• **DATA SUPPLIED**:
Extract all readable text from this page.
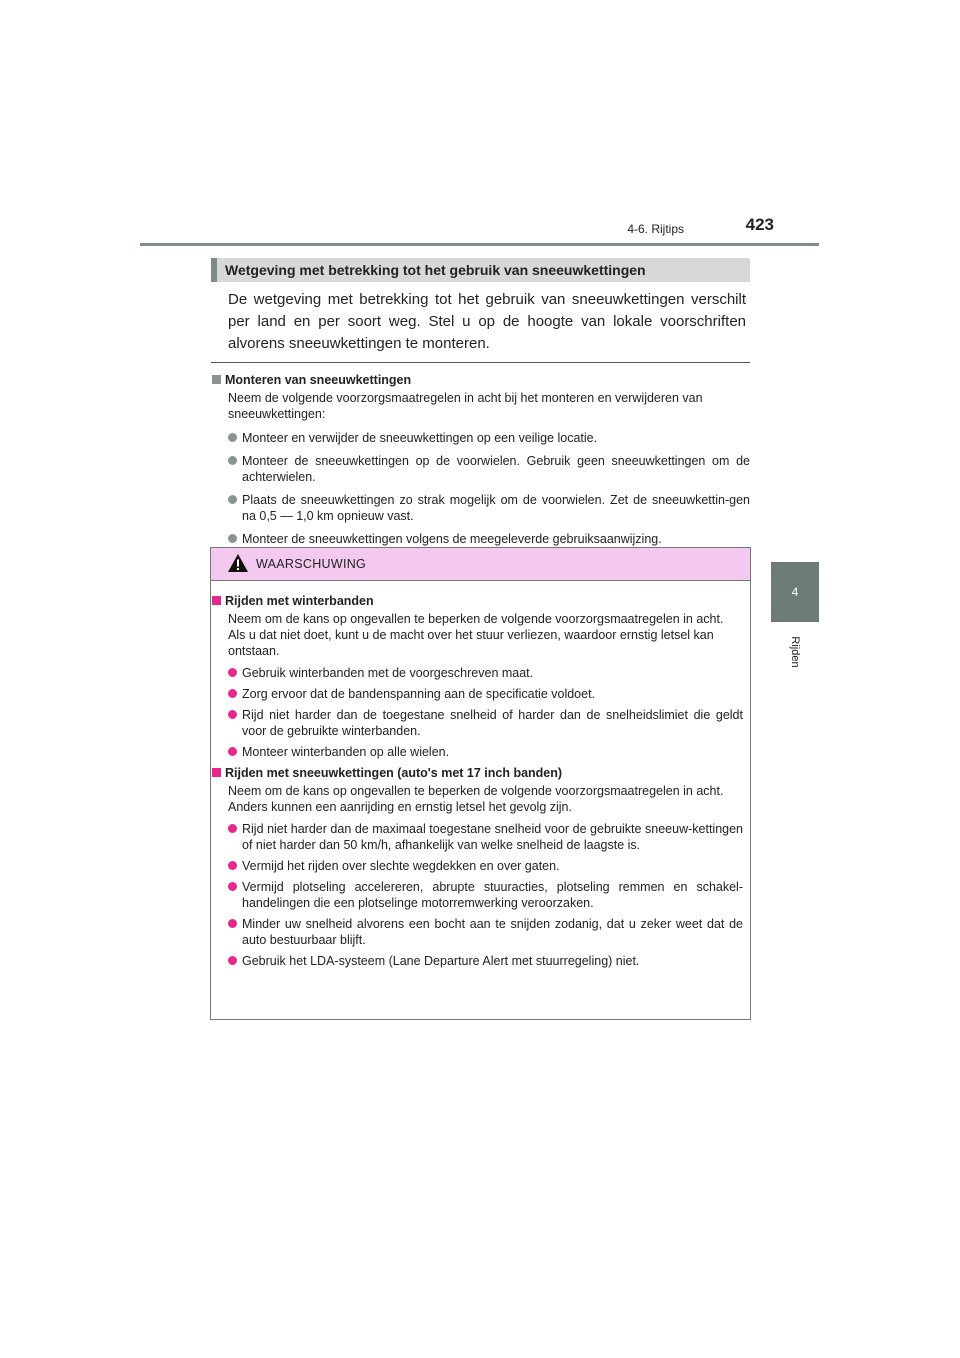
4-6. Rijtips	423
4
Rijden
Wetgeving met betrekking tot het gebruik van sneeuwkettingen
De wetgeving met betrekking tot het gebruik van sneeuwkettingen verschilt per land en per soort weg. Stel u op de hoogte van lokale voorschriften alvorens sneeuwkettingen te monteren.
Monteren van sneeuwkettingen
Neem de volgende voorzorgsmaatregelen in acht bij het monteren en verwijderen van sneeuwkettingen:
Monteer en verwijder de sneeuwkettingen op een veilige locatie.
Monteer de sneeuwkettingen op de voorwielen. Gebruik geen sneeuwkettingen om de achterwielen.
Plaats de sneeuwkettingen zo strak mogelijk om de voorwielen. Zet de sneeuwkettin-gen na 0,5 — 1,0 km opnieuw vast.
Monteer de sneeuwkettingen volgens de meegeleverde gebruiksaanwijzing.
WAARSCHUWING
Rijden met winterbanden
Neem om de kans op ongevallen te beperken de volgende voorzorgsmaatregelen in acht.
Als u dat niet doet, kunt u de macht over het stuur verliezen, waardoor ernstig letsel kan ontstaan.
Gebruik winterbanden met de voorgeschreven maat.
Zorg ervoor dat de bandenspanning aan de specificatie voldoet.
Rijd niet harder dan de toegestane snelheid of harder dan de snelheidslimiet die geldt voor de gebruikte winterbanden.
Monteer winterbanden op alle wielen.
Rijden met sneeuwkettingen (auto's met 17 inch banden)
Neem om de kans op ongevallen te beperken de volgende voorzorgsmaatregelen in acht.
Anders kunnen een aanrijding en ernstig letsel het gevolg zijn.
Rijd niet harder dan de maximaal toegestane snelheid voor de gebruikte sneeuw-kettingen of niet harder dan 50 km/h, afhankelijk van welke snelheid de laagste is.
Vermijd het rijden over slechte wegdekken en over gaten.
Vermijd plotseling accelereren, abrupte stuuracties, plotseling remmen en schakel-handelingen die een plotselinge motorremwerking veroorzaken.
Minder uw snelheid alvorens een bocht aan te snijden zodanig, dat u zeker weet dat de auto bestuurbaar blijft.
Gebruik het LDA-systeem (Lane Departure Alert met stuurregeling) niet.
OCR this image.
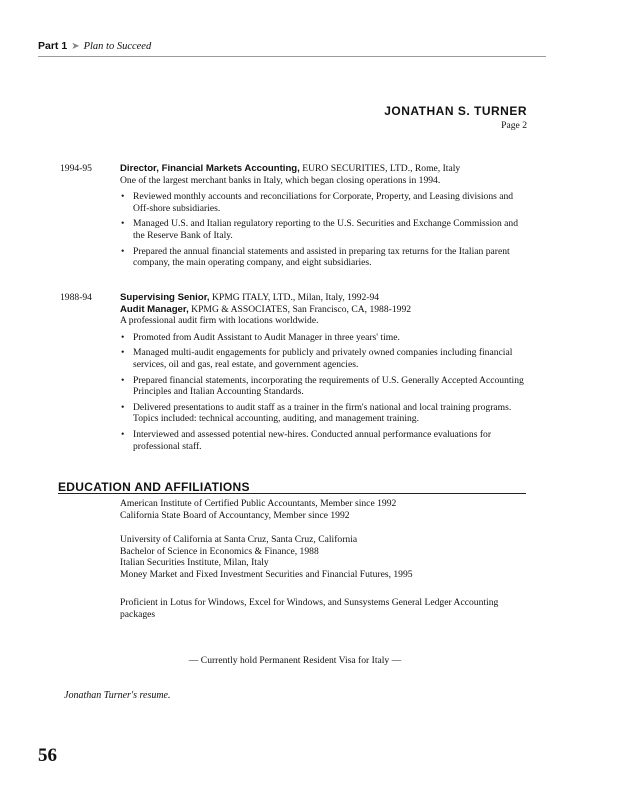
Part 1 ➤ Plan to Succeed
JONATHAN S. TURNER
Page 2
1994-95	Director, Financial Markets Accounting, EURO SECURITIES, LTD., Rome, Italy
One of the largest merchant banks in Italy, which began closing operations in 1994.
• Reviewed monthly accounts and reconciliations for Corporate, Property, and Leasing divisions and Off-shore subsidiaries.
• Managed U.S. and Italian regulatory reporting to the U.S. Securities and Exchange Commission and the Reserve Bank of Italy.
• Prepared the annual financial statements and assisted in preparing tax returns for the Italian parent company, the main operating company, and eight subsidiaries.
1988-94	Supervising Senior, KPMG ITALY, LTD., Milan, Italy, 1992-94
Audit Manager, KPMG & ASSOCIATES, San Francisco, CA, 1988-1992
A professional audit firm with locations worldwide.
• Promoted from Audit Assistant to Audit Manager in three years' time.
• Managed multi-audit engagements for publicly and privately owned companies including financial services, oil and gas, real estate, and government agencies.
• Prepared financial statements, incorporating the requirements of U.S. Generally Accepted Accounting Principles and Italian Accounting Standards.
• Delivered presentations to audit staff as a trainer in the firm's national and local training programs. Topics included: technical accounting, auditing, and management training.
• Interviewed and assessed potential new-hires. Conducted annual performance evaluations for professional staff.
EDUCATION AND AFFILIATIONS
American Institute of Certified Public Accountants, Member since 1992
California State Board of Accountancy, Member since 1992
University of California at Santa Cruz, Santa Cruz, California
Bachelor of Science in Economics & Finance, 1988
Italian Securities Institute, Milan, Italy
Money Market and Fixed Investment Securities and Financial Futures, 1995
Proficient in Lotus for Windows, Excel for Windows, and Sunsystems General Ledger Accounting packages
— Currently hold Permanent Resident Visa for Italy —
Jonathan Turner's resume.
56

==

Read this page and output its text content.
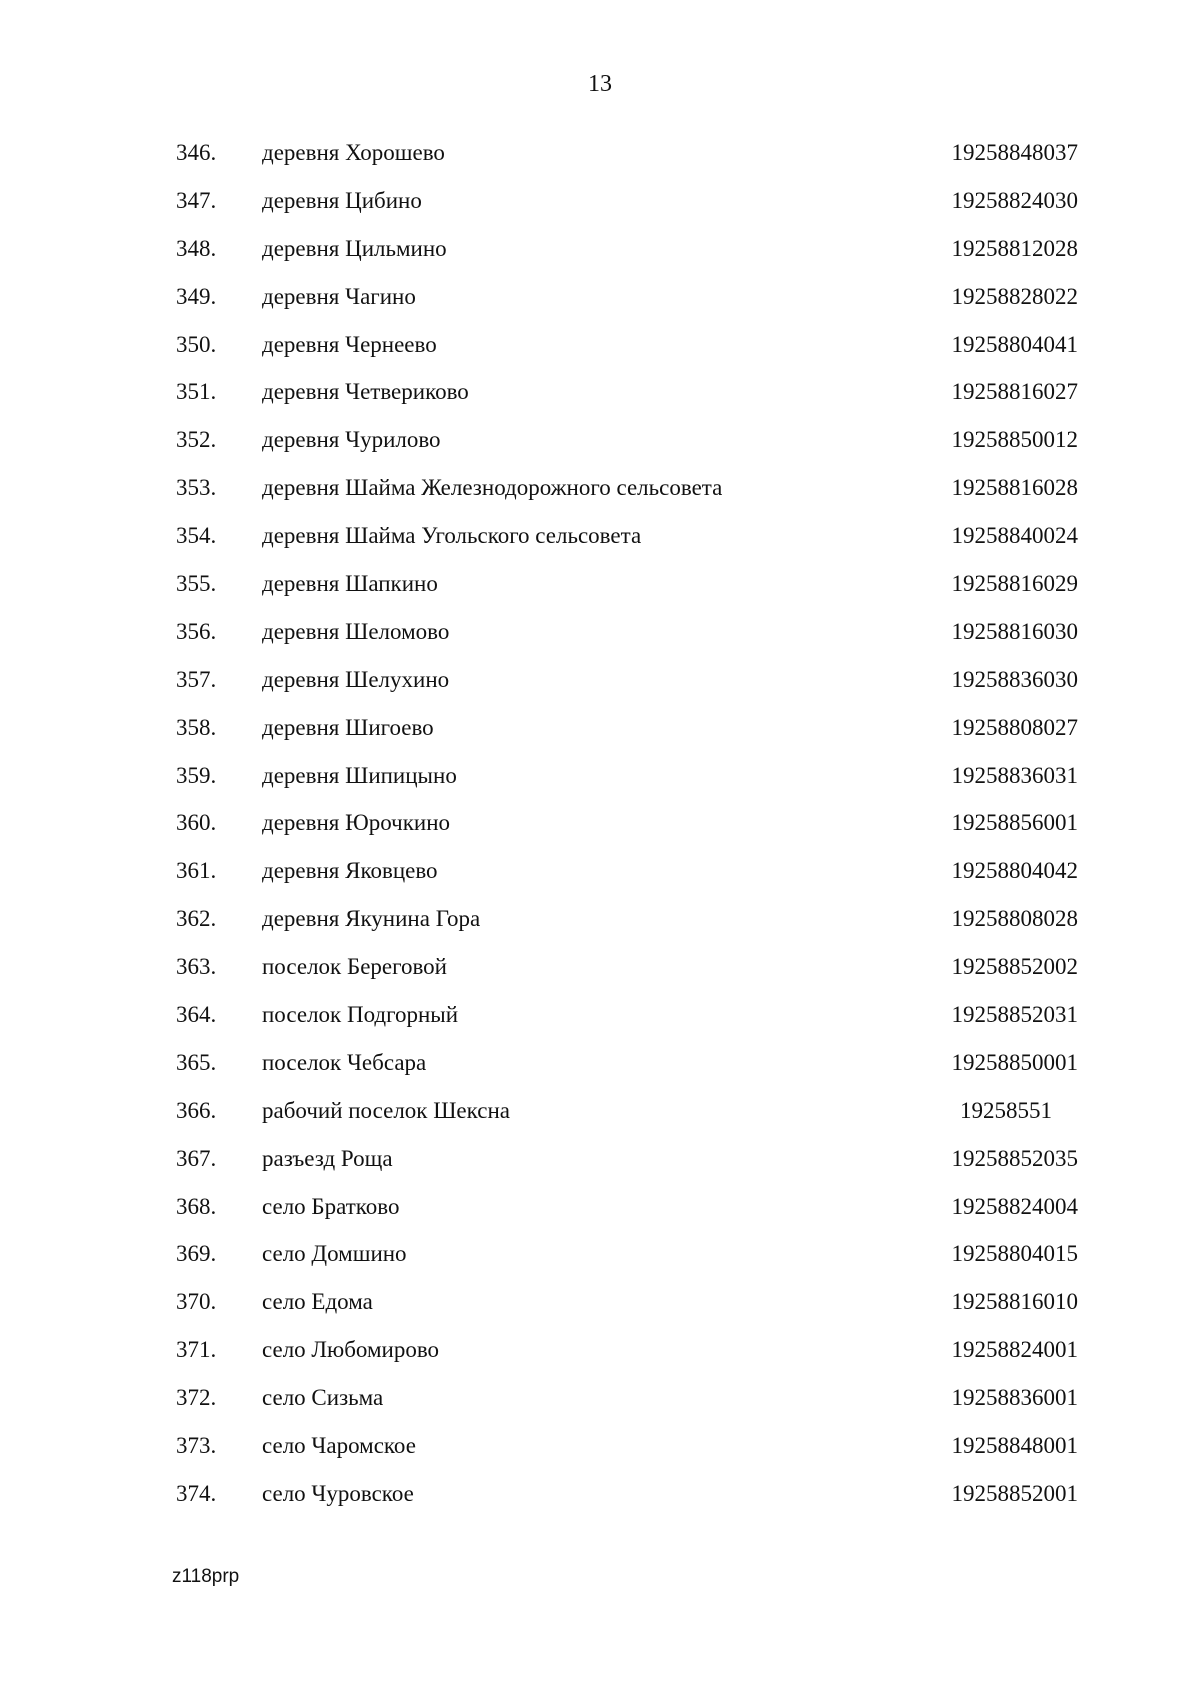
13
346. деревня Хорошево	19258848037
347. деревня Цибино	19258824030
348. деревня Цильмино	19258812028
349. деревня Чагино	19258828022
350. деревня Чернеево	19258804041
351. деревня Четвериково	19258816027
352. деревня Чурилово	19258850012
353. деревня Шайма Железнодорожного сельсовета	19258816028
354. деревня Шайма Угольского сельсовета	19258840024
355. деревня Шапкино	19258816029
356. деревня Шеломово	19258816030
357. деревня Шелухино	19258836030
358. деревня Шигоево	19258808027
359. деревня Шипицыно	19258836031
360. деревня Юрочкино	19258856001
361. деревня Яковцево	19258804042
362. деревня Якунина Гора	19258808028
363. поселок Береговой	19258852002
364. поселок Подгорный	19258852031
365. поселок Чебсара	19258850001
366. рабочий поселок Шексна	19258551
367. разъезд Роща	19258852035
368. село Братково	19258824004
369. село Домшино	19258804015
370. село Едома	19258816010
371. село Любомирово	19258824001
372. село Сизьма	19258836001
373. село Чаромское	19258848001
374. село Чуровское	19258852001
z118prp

• **TASK GOAL**: Locate the word "Vermijd" in the records above, and return each line that has it.

• **REPLY TO THE TASK**:
Vermijd het rijden over slechte wegdekken en over gaten.
Vermijd plotseling accelereren, abrupte stuuracties, plotseling remmen en schakel-handelingen die een plotselinge motorremwerking veroorzaken.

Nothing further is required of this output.